**Provided information**
======

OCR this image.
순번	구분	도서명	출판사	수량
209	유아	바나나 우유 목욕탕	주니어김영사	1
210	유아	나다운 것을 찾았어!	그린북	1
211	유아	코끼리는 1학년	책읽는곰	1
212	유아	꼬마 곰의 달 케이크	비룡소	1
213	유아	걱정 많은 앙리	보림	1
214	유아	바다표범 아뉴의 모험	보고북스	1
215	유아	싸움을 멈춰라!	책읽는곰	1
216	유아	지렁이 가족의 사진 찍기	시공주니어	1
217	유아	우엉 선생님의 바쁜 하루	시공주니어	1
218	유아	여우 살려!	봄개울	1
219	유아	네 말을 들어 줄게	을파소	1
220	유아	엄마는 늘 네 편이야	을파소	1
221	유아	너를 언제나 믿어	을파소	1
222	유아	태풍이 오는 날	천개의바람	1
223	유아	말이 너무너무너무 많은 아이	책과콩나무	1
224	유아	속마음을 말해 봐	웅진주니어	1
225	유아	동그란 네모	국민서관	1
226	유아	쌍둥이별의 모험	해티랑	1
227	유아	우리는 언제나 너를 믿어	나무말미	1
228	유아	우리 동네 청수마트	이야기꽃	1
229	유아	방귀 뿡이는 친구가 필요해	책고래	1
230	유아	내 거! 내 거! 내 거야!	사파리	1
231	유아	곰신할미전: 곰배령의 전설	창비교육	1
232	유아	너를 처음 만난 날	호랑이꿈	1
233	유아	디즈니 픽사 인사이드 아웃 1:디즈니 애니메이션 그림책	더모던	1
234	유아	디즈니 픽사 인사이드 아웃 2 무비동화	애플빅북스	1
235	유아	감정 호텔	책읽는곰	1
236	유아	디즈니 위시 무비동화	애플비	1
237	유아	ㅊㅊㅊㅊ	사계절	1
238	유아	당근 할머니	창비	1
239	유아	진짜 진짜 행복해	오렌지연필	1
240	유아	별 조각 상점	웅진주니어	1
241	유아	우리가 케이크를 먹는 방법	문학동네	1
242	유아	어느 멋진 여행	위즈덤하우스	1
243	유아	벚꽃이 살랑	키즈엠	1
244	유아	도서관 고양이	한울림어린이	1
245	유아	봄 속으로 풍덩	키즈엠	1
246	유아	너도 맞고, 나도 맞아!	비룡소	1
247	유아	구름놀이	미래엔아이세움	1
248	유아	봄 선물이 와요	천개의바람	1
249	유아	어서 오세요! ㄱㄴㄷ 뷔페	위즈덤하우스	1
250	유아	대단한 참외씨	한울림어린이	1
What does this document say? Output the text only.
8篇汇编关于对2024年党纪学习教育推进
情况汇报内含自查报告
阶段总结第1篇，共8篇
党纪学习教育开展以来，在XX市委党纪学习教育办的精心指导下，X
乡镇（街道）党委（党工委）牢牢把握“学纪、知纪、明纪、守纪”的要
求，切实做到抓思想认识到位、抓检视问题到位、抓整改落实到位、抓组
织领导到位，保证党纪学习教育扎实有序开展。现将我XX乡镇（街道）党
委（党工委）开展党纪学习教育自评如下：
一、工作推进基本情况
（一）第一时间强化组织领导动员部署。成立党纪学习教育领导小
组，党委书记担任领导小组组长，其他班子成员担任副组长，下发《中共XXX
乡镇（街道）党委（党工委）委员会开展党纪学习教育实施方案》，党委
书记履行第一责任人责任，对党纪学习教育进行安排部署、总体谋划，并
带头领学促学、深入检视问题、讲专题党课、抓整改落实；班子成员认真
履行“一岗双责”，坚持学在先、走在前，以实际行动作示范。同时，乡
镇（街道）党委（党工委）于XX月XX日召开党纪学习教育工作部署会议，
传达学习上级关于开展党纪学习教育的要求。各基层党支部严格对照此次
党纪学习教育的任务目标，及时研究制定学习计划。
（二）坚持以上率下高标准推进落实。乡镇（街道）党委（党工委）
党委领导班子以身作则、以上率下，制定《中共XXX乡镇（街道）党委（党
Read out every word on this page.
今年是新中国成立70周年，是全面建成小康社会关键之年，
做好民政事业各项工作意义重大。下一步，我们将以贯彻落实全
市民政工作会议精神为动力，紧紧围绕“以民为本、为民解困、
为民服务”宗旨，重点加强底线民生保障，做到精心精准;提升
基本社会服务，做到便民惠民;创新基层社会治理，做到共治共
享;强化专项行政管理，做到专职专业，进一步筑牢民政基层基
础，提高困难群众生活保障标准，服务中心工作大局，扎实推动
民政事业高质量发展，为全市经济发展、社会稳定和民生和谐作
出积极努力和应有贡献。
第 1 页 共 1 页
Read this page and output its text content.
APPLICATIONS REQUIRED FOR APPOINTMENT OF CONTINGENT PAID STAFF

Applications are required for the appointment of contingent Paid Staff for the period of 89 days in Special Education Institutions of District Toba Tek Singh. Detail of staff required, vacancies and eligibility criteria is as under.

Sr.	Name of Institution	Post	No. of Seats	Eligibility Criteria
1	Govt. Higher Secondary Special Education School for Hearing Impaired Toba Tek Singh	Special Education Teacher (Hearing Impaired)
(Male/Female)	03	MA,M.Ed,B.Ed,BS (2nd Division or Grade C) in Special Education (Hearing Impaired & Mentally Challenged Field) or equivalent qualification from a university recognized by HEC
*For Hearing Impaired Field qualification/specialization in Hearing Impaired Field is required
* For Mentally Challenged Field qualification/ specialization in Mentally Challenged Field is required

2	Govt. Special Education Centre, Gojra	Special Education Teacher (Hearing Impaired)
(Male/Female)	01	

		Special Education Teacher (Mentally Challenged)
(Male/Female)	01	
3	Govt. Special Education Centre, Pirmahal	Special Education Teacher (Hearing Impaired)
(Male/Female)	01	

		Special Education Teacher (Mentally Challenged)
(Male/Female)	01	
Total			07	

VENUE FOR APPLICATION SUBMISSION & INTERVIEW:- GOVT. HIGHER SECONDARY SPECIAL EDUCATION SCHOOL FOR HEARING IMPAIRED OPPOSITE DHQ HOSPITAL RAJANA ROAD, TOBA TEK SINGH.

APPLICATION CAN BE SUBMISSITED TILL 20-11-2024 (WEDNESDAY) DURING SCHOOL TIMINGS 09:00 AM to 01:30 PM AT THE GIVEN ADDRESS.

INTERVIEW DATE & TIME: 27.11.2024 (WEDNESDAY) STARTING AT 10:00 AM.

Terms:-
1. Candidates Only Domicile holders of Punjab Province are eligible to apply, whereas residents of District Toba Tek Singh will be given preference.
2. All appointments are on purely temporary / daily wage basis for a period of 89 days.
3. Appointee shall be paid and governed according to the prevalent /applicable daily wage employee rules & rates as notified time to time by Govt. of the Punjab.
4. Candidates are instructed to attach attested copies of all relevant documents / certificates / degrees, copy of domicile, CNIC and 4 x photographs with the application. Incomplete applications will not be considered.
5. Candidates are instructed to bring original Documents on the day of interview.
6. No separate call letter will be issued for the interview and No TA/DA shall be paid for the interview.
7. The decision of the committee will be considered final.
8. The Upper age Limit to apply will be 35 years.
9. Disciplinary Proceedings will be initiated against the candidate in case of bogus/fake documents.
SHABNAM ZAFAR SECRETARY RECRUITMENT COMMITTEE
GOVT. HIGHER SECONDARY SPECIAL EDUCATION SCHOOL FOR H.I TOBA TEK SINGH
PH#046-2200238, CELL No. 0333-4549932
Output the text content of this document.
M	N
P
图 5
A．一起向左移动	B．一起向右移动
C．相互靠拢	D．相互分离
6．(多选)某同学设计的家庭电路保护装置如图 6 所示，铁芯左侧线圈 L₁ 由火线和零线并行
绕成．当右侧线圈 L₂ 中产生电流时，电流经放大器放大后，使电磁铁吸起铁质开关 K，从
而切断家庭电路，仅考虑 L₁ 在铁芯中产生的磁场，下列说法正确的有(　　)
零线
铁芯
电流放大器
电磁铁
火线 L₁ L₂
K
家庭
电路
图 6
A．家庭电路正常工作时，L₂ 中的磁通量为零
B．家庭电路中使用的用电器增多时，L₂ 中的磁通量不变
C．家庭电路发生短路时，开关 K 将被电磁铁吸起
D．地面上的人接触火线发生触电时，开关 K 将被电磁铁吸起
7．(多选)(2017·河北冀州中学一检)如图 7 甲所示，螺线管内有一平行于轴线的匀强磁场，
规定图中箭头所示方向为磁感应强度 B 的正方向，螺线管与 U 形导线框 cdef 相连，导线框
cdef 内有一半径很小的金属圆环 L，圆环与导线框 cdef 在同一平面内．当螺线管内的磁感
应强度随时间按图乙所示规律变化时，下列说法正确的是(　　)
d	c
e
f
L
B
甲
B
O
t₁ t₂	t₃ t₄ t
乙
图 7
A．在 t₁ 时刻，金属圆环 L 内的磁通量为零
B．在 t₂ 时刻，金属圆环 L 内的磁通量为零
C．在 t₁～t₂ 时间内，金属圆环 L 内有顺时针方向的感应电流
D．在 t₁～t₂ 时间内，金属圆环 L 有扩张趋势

======

**What to produce**
Search the lines for the string "considered" and copy every line that has it.

**Final result**
4. Candidates are instructed to attach attested copies of all relevant documents / certificates / degrees, copy of domicile, CNIC and 4 x photographs with the application. Incomplete applications will not be considered.
7. The decision of the committee will be considered final.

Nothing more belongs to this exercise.